この記事で説明すること
spring-boot, spring-security, spring-socialを使ってソーシャルログインを実装したので、そのサンプルを利用してどのように実装したかを解説します。長くなると思うので自分が興味のあるChapterだけ選んで読んでみてください。
今回のサンプルでは、ソーシャルログインだけでなく、userid/passwordを入力してログインすることもできます。
経緯
spring-bootやspring-securityははじめてのSpring Bootで勉強した。
この本では、spring-boot, securityを使って、ログイン/ログアウトができる名簿アプリを作るのだが、そこに 「Sign in with Twitter」の機能も付けたくなり、つけようとしたが思いの外苦労してしまった…
私はこの苦労をこの世から根絶すべく、当記事の執筆に踏み切ったのである。
########################################
設問:
A: 本文のうち、「この記事で説明すること」から「私はこの苦労をこの世から根絶すべく、当記事の執筆に踏み切ったのである。」までの部分を一字も変えずに書き出してください。
B: 本文の内容に基づいて、次の問いに答えてください。
(i) 今回のサンプルでは、ソーシャルログインのほかにどのような方法でログインできますか。
(ii) 筆者がspring-bootやspring-securityを勉強した本は何ですか。
(iii) 筆者が名簿アプリに付けたくなった機能は何ですか。
C: 次の各文が本文の内容と合っているかどうかを答え、判断の根拠となる本文の言葉をそのまま引用してください。
(i) 記事で扱うソーシャルログインの実装にはspring-socialが使われている。
(ii) 筆者は「Sign in with Twitter」の機能を簡単に付けることができた。
(iii) 筆者は読者に、記事を最初から順にすべて読むよう求めている。
########################################
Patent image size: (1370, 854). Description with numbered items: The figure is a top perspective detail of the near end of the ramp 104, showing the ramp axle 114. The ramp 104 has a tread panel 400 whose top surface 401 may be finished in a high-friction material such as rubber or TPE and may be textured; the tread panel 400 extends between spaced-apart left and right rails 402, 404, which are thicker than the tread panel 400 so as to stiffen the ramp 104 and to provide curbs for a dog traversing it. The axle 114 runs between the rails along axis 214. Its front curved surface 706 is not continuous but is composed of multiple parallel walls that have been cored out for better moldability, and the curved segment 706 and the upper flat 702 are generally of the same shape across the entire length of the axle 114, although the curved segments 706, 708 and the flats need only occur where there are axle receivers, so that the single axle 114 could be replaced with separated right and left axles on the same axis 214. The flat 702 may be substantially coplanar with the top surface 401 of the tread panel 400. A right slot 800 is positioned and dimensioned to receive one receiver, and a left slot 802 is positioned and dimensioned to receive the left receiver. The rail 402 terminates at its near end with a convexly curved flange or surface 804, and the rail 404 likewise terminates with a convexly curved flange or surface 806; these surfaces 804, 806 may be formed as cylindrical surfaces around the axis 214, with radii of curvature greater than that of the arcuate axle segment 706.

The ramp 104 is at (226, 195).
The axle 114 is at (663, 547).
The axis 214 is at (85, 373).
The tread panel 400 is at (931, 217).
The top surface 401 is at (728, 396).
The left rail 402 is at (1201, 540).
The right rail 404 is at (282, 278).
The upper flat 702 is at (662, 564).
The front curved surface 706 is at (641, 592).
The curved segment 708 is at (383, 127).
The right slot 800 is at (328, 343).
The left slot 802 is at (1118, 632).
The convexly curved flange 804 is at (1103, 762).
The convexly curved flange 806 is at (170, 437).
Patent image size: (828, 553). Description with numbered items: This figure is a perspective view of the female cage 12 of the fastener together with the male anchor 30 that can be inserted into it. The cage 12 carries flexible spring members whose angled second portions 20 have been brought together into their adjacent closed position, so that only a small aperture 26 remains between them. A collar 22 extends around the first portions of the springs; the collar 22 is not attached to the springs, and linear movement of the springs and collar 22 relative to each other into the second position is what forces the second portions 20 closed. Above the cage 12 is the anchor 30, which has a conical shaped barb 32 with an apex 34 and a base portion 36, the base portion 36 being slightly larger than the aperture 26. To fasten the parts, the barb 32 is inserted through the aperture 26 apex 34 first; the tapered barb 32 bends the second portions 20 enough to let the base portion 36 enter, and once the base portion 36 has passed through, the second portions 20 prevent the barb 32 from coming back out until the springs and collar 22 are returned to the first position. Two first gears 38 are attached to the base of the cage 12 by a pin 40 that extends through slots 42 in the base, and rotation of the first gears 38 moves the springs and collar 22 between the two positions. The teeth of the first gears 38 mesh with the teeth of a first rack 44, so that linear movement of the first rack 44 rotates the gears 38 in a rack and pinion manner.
########################################
解答:
A:
この記事で説明すること
spring-boot, spring-security, spring-socialを使ってソーシャルログインを実装したので、そのサンプルを利用してどのように実装したかを解説します。長くなると思うので自分が興味のあるChapterだけ選んで読んでみてください。
今回のサンプルでは、ソーシャルログインだけでなく、userid/passwordを入力してログインすることもできます。
経緯
spring-bootやspring-securityははじめてのSpring Bootで勉強した。
この本では、spring-boot, securityを使って、ログイン/ログアウトができる名簿アプリを作るのだが、そこに 「Sign in with Twitter」の機能も付けたくなり、つけようとしたが思いの外苦労してしまった…
私はこの苦労をこの世から根絶すべく、当記事の執筆に踏み切ったのである。

B:
(i) userid/passwordを入力してログインする方法です。
(ii) 『はじめてのSpring Boot』です。
(iii) 「Sign in with Twitter」の機能です。

C:
(i) はい。「spring-boot, spring-security, spring-socialを使ってソーシャルログインを実装した」
(ii) いいえ。「思いの外苦労してしまった」
(iii) いいえ。「自分が興味のあるChapterだけ選んで読んでみてください」